Data records
※ ※ ※
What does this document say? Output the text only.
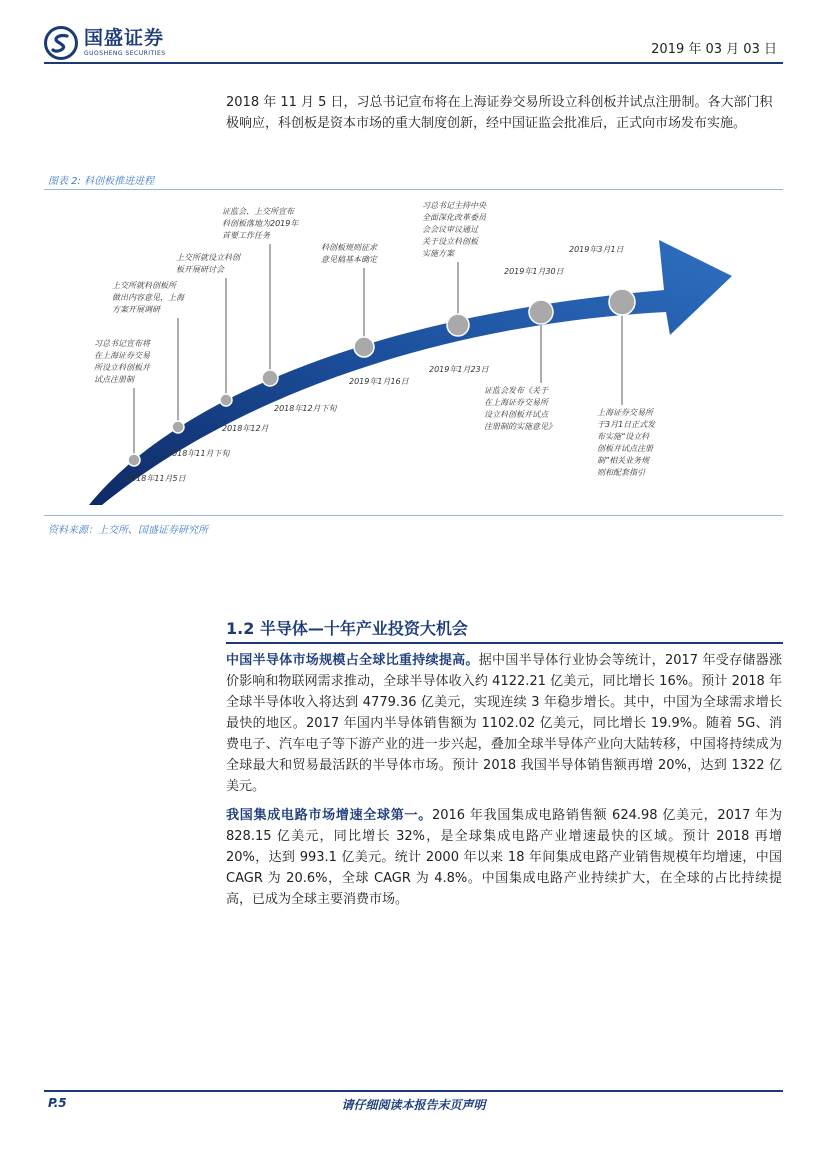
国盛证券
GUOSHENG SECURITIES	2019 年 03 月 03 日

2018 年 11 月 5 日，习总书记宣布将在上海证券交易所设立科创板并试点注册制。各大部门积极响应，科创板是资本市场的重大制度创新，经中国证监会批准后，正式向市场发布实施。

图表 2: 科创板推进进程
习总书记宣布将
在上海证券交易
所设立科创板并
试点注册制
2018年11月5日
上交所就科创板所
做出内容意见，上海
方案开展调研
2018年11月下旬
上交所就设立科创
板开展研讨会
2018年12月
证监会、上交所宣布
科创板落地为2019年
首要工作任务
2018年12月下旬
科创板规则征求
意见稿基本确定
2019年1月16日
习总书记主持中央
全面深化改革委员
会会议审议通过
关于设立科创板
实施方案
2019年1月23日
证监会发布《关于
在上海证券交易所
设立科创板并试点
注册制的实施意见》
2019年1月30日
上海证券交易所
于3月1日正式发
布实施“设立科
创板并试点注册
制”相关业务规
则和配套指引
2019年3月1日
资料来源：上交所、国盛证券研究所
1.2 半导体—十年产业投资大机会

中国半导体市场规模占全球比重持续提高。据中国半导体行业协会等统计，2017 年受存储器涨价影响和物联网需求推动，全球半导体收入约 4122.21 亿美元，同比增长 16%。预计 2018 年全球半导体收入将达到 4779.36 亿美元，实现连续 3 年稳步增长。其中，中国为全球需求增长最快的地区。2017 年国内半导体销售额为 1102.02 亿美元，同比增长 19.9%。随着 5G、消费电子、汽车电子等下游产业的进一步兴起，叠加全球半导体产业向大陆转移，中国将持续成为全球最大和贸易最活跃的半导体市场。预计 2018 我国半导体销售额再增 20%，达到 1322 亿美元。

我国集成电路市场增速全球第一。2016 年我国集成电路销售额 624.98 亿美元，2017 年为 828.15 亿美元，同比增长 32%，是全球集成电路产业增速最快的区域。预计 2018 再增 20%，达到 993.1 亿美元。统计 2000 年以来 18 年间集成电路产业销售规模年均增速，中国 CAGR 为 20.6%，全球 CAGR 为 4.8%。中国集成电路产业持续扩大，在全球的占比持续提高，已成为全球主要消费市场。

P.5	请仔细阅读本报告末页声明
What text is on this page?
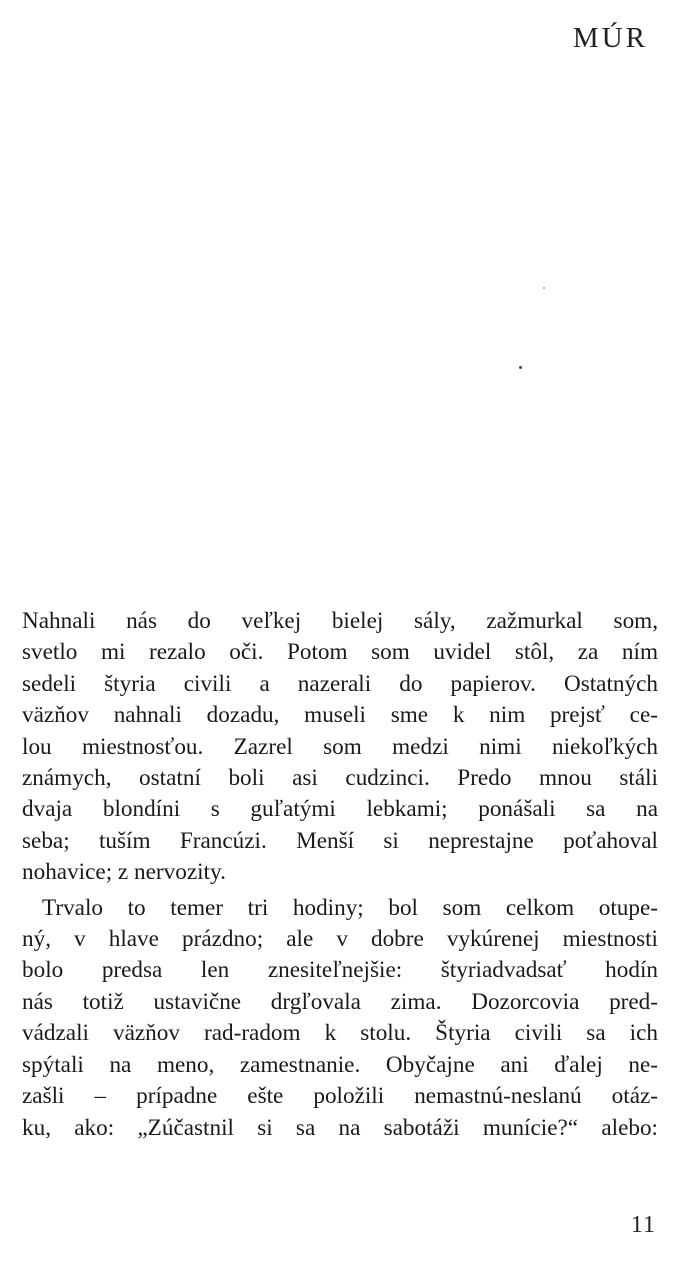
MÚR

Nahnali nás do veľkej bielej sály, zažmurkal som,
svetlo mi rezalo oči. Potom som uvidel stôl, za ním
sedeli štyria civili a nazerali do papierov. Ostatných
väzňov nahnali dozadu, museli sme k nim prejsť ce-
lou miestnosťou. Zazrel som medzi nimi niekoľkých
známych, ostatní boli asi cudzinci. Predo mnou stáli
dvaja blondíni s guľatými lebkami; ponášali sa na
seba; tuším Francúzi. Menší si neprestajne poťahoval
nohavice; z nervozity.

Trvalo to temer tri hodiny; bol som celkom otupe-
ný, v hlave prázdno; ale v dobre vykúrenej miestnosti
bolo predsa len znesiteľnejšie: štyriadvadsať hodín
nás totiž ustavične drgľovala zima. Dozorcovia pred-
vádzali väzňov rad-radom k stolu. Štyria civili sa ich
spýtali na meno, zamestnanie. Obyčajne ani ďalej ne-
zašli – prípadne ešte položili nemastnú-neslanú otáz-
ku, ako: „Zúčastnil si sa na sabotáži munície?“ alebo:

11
※ ※ ※
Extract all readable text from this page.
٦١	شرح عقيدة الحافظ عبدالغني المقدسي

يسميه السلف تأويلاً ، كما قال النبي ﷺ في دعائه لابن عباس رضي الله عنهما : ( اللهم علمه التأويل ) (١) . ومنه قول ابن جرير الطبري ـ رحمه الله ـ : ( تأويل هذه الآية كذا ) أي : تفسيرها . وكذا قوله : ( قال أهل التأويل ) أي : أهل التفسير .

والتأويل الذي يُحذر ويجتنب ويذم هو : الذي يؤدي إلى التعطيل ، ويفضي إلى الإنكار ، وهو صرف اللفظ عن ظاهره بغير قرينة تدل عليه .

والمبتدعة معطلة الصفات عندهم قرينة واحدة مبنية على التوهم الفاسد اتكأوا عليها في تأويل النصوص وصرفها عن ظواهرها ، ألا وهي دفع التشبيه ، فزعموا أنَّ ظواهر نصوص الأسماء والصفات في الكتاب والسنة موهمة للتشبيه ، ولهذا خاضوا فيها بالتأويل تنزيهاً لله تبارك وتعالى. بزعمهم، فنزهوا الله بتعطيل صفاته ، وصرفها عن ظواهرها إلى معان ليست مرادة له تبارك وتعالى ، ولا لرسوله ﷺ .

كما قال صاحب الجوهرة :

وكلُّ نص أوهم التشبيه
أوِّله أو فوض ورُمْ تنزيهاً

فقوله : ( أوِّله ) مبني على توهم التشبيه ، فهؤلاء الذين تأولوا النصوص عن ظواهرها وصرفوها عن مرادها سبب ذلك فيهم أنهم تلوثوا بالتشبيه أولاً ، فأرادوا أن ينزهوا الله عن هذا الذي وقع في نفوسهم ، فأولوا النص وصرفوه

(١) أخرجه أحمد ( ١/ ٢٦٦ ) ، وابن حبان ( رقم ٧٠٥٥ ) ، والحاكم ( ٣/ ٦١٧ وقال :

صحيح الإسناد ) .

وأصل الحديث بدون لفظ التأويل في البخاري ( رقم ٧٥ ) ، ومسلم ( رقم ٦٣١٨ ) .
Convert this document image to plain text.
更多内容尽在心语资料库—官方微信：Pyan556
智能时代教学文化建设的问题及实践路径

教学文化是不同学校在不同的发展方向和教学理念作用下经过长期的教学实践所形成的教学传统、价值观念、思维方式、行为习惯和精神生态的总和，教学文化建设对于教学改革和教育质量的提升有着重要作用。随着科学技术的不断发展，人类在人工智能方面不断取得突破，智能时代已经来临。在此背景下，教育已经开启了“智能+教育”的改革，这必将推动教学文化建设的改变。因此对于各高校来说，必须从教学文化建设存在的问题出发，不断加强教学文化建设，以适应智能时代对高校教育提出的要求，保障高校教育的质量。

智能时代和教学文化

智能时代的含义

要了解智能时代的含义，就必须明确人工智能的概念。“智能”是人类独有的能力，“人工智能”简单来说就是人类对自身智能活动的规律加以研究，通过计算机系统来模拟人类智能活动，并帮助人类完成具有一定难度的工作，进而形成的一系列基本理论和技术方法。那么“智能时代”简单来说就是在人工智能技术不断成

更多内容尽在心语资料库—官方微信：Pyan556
※ ※ ※
:: Problem description ::
Find the word "väzňov" in the entries, and copy every line it shows up in.

:: Answer to the exercise ::
väzňov nahnali dozadu, museli sme k nim prejsť ce-
vádzali väzňov rad-radom k stolu. Štyria civili sa ich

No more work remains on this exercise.